RECORDS TO PROCESS:
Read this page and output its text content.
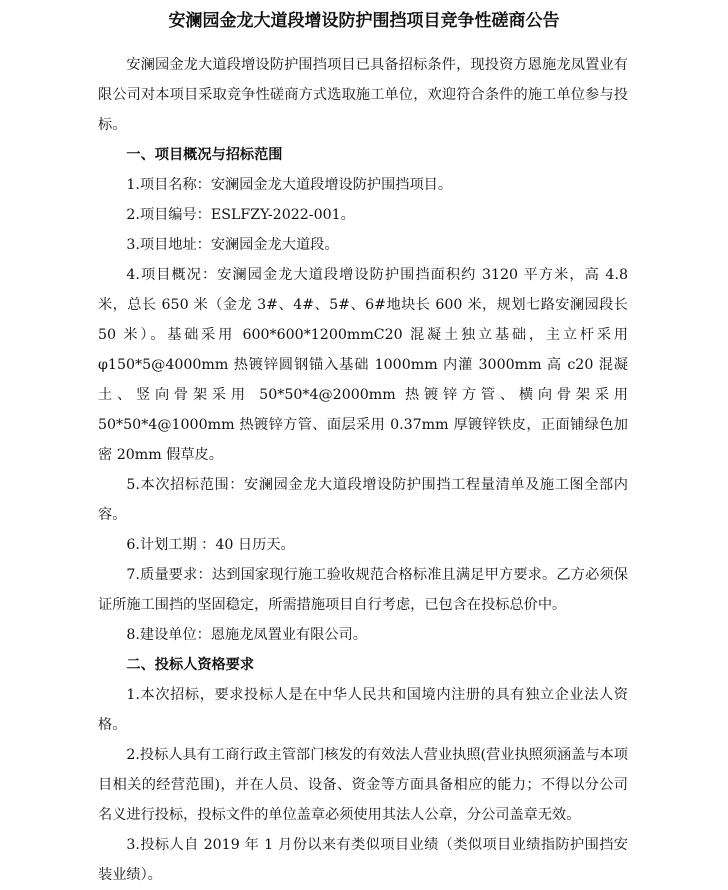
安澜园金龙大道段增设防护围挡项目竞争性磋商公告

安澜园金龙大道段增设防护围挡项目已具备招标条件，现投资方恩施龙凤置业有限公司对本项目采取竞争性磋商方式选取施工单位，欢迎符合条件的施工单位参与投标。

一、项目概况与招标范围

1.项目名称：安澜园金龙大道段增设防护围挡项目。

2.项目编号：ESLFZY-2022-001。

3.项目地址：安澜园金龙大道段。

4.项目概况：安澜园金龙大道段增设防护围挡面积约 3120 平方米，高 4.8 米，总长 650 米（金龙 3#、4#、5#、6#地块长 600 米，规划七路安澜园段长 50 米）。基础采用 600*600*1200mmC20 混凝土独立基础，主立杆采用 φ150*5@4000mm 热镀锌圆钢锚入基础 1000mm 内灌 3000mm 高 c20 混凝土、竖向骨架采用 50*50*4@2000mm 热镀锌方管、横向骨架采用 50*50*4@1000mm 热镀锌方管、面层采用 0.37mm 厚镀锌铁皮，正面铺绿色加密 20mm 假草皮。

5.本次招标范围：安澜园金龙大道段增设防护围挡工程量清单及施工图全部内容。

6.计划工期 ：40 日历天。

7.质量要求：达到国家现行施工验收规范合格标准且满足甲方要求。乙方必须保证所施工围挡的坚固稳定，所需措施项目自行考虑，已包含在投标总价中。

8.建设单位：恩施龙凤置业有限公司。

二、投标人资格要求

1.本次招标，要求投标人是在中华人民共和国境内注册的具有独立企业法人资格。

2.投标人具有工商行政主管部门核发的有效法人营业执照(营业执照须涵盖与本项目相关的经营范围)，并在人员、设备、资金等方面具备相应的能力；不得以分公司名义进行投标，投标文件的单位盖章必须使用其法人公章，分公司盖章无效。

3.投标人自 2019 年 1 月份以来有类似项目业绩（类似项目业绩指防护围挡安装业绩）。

PROMPT:
Set every line down exactly as written, leaving each picture out.

ANSWER BELOW:
Read this page and output its text content.
安澜园金龙大道段增设防护围挡项目竞争性磋商公告

安澜园金龙大道段增设防护围挡项目已具备招标条件，现投资方恩施龙凤置业有限公司对本项目采取竞争性磋商方式选取施工单位，欢迎符合条件的施工单位参与投标。

一、项目概况与招标范围

1.项目名称：安澜园金龙大道段增设防护围挡项目。

2.项目编号：ESLFZY-2022-001。

3.项目地址：安澜园金龙大道段。

4.项目概况：安澜园金龙大道段增设防护围挡面积约 3120 平方米，高 4.8 米，总长 650 米（金龙 3#、4#、5#、6#地块长 600 米，规划七路安澜园段长 50 米）。基础采用 600*600*1200mmC20 混凝土独立基础，主立杆采用 φ150*5@4000mm 热镀锌圆钢锚入基础 1000mm 内灌 3000mm 高 c20 混凝土、竖向骨架采用 50*50*4@2000mm 热镀锌方管、横向骨架采用 50*50*4@1000mm 热镀锌方管、面层采用 0.37mm 厚镀锌铁皮，正面铺绿色加密 20mm 假草皮。

5.本次招标范围：安澜园金龙大道段增设防护围挡工程量清单及施工图全部内容。

6.计划工期 ：40 日历天。

7.质量要求：达到国家现行施工验收规范合格标准且满足甲方要求。乙方必须保证所施工围挡的坚固稳定，所需措施项目自行考虑，已包含在投标总价中。

8.建设单位：恩施龙凤置业有限公司。

二、投标人资格要求

1.本次招标，要求投标人是在中华人民共和国境内注册的具有独立企业法人资格。

2.投标人具有工商行政主管部门核发的有效法人营业执照(营业执照须涵盖与本项目相关的经营范围)，并在人员、设备、资金等方面具备相应的能力；不得以分公司名义进行投标，投标文件的单位盖章必须使用其法人公章，分公司盖章无效。

3.投标人自 2019 年 1 月份以来有类似项目业绩（类似项目业绩指防护围挡安装业绩）。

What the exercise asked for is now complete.